[START Extracted information]

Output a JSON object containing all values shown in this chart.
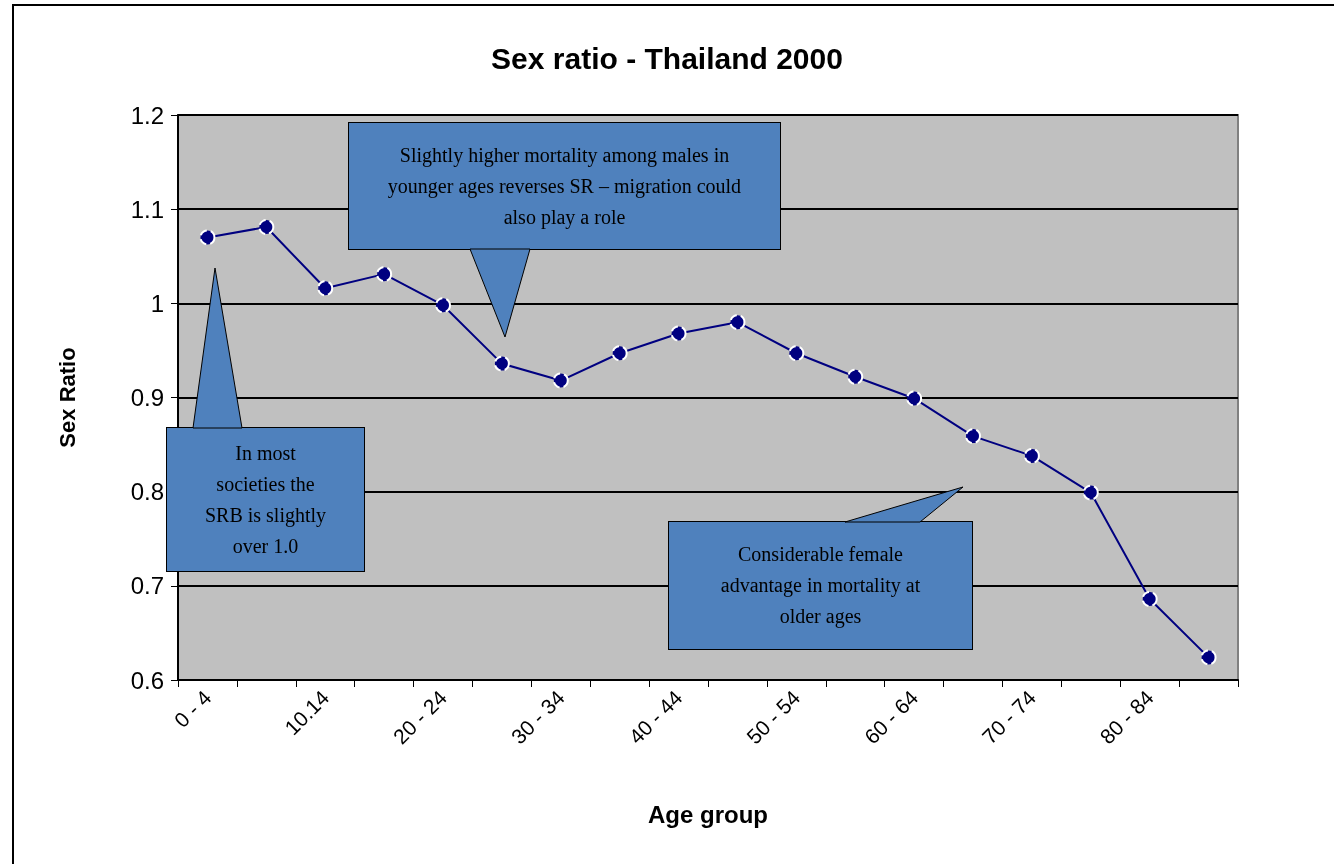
{
  "chart_data": {
    "type": "line",
    "title": "Sex ratio - Thailand 2000",
    "xlabel": "Age group",
    "ylabel": "Sex Ratio",
    "categories": [
      "0 - 4",
      null,
      "10.14",
      null,
      "20 - 24",
      null,
      "30 - 34",
      null,
      "40 - 44",
      null,
      "50 - 54",
      null,
      "60 - 64",
      null,
      "70 - 74",
      null,
      "80 - 84",
      null
    ],
    "series": [
      {
        "color": "#000080",
        "values": [
          1.07,
          1.081,
          1.016,
          1.031,
          0.998,
          0.936,
          0.918,
          0.947,
          0.968,
          0.98,
          0.947,
          0.922,
          0.899,
          0.859,
          0.838,
          0.799,
          0.686,
          0.624
        ]
      }
    ],
    "ylim": [
      0.6,
      1.2
    ],
    "yticks": [
      0.6,
      0.7,
      0.8,
      0.9,
      1,
      1.1,
      1.2
    ],
    "grid": "y",
    "marker": "circle",
    "line_style": "solid",
    "annotations": [
      "In most societies the SRB is slightly over 1.0",
      "Slightly higher mortality among males in younger ages reverses SR – migration could also play a role",
      "Considerable female advantage in mortality at older ages"
    ]
  }
}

[END Extracted information]

Your copy should repeat each entry above exactly but contain no pictures.

* Solution *
Output a JSON object containing all values shown in this chart.
{
  "chart_data": {
    "type": "line",
    "title": "Sex ratio - Thailand 2000",
    "xlabel": "Age group",
    "ylabel": "Sex Ratio",
    "categories": [
      "0 - 4",
      null,
      "10.14",
      null,
      "20 - 24",
      null,
      "30 - 34",
      null,
      "40 - 44",
      null,
      "50 - 54",
      null,
      "60 - 64",
      null,
      "70 - 74",
      null,
      "80 - 84",
      null
    ],
    "series": [
      {
        "color": "#000080",
        "values": [
          1.07,
          1.081,
          1.016,
          1.031,
          0.998,
          0.936,
          0.918,
          0.947,
          0.968,
          0.98,
          0.947,
          0.922,
          0.899,
          0.859,
          0.838,
          0.799,
          0.686,
          0.624
        ]
      }
    ],
    "ylim": [
      0.6,
      1.2
    ],
    "yticks": [
      0.6,
      0.7,
      0.8,
      0.9,
      1,
      1.1,
      1.2
    ],
    "grid": "y",
    "marker": "circle",
    "line_style": "solid",
    "annotations": [
      "In most societies the SRB is slightly over 1.0",
      "Slightly higher mortality among males in younger ages reverses SR – migration could also play a role",
      "Considerable female advantage in mortality at older ages"
    ]
  }
}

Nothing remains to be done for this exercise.